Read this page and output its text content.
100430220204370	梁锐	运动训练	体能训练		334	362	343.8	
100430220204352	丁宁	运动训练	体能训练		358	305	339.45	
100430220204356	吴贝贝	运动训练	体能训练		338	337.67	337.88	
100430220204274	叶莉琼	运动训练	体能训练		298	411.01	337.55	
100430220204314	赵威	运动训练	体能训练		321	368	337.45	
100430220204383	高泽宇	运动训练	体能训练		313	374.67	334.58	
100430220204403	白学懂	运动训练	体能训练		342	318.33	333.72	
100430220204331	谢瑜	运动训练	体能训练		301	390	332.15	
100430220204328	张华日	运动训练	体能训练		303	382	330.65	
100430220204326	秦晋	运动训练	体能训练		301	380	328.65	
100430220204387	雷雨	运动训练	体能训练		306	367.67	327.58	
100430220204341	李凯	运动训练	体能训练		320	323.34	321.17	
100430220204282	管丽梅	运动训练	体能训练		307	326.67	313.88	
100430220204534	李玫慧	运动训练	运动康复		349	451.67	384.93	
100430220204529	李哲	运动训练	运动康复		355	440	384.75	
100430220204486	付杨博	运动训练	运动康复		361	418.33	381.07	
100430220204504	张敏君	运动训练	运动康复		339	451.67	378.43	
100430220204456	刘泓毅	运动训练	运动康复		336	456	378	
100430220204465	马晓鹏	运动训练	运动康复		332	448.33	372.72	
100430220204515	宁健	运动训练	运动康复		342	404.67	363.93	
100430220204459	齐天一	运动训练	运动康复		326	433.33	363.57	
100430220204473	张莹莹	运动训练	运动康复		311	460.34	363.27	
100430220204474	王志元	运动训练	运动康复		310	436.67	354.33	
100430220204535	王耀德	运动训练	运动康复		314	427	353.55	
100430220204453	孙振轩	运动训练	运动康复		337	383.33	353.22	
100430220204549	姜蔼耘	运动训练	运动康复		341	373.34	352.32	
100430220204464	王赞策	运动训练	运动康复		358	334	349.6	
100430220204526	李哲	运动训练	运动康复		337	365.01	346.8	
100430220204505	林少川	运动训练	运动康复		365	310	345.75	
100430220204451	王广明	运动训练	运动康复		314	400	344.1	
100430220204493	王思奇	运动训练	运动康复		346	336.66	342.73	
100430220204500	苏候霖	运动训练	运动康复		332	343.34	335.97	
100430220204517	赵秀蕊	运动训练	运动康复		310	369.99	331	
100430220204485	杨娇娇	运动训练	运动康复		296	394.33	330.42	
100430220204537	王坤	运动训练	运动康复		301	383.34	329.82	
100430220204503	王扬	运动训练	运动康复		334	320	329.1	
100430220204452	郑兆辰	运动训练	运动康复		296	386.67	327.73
----
Your goal - Quote all the records. Keep every word exact.

Written reply -
Read this page and output its text content.
100430220204370	梁锐	运动训练	体能训练		334	362	343.8	
100430220204352	丁宁	运动训练	体能训练		358	305	339.45	
100430220204356	吴贝贝	运动训练	体能训练		338	337.67	337.88	
100430220204274	叶莉琼	运动训练	体能训练		298	411.01	337.55	
100430220204314	赵威	运动训练	体能训练		321	368	337.45	
100430220204383	高泽宇	运动训练	体能训练		313	374.67	334.58	
100430220204403	白学懂	运动训练	体能训练		342	318.33	333.72	
100430220204331	谢瑜	运动训练	体能训练		301	390	332.15	
100430220204328	张华日	运动训练	体能训练		303	382	330.65	
100430220204326	秦晋	运动训练	体能训练		301	380	328.65	
100430220204387	雷雨	运动训练	体能训练		306	367.67	327.58	
100430220204341	李凯	运动训练	体能训练		320	323.34	321.17	
100430220204282	管丽梅	运动训练	体能训练		307	326.67	313.88	
100430220204534	李玫慧	运动训练	运动康复		349	451.67	384.93	
100430220204529	李哲	运动训练	运动康复		355	440	384.75	
100430220204486	付杨博	运动训练	运动康复		361	418.33	381.07	
100430220204504	张敏君	运动训练	运动康复		339	451.67	378.43	
100430220204456	刘泓毅	运动训练	运动康复		336	456	378	
100430220204465	马晓鹏	运动训练	运动康复		332	448.33	372.72	
100430220204515	宁健	运动训练	运动康复		342	404.67	363.93	
100430220204459	齐天一	运动训练	运动康复		326	433.33	363.57	
100430220204473	张莹莹	运动训练	运动康复		311	460.34	363.27	
100430220204474	王志元	运动训练	运动康复		310	436.67	354.33	
100430220204535	王耀德	运动训练	运动康复		314	427	353.55	
100430220204453	孙振轩	运动训练	运动康复		337	383.33	353.22	
100430220204549	姜蔼耘	运动训练	运动康复		341	373.34	352.32	
100430220204464	王赞策	运动训练	运动康复		358	334	349.6	
100430220204526	李哲	运动训练	运动康复		337	365.01	346.8	
100430220204505	林少川	运动训练	运动康复		365	310	345.75	
100430220204451	王广明	运动训练	运动康复		314	400	344.1	
100430220204493	王思奇	运动训练	运动康复		346	336.66	342.73	
100430220204500	苏候霖	运动训练	运动康复		332	343.34	335.97	
100430220204517	赵秀蕊	运动训练	运动康复		310	369.99	331	
100430220204485	杨娇娇	运动训练	运动康复		296	394.33	330.42	
100430220204537	王坤	运动训练	运动康复		301	383.34	329.82	
100430220204503	王扬	运动训练	运动康复		334	320	329.1	
100430220204452	郑兆辰	运动训练	运动康复		296	386.67	327.73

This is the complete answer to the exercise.